'''

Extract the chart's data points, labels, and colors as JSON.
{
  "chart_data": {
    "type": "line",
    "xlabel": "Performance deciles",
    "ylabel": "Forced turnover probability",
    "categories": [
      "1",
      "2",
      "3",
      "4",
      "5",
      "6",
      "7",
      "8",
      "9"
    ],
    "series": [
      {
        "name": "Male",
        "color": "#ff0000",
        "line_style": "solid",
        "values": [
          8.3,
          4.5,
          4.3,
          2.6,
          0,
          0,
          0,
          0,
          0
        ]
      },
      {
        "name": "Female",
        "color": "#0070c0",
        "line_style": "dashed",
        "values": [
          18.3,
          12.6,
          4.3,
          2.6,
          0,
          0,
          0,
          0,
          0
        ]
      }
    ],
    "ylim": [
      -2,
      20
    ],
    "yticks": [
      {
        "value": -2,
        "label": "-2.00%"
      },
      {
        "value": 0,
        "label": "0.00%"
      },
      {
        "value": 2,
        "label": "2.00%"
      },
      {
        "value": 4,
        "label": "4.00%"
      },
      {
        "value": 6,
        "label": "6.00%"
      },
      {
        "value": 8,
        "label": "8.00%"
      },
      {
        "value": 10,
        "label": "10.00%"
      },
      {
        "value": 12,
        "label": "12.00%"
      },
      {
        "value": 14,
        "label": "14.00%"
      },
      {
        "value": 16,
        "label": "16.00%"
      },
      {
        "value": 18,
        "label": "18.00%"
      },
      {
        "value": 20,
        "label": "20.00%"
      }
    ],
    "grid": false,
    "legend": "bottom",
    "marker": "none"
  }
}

'''

▶ PROBLEM TO WORK ON: Copy every record above exactly as it appears.

▶ RESPONSE:
Extract the chart's data points, labels, and colors as JSON.
{
  "chart_data": {
    "type": "line",
    "xlabel": "Performance deciles",
    "ylabel": "Forced turnover probability",
    "categories": [
      "1",
      "2",
      "3",
      "4",
      "5",
      "6",
      "7",
      "8",
      "9"
    ],
    "series": [
      {
        "name": "Male",
        "color": "#ff0000",
        "line_style": "solid",
        "values": [
          8.3,
          4.5,
          4.3,
          2.6,
          0,
          0,
          0,
          0,
          0
        ]
      },
      {
        "name": "Female",
        "color": "#0070c0",
        "line_style": "dashed",
        "values": [
          18.3,
          12.6,
          4.3,
          2.6,
          0,
          0,
          0,
          0,
          0
        ]
      }
    ],
    "ylim": [
      -2,
      20
    ],
    "yticks": [
      {
        "value": -2,
        "label": "-2.00%"
      },
      {
        "value": 0,
        "label": "0.00%"
      },
      {
        "value": 2,
        "label": "2.00%"
      },
      {
        "value": 4,
        "label": "4.00%"
      },
      {
        "value": 6,
        "label": "6.00%"
      },
      {
        "value": 8,
        "label": "8.00%"
      },
      {
        "value": 10,
        "label": "10.00%"
      },
      {
        "value": 12,
        "label": "12.00%"
      },
      {
        "value": 14,
        "label": "14.00%"
      },
      {
        "value": 16,
        "label": "16.00%"
      },
      {
        "value": 18,
        "label": "18.00%"
      },
      {
        "value": 20,
        "label": "20.00%"
      }
    ],
    "grid": false,
    "legend": "bottom",
    "marker": "none"
  }
}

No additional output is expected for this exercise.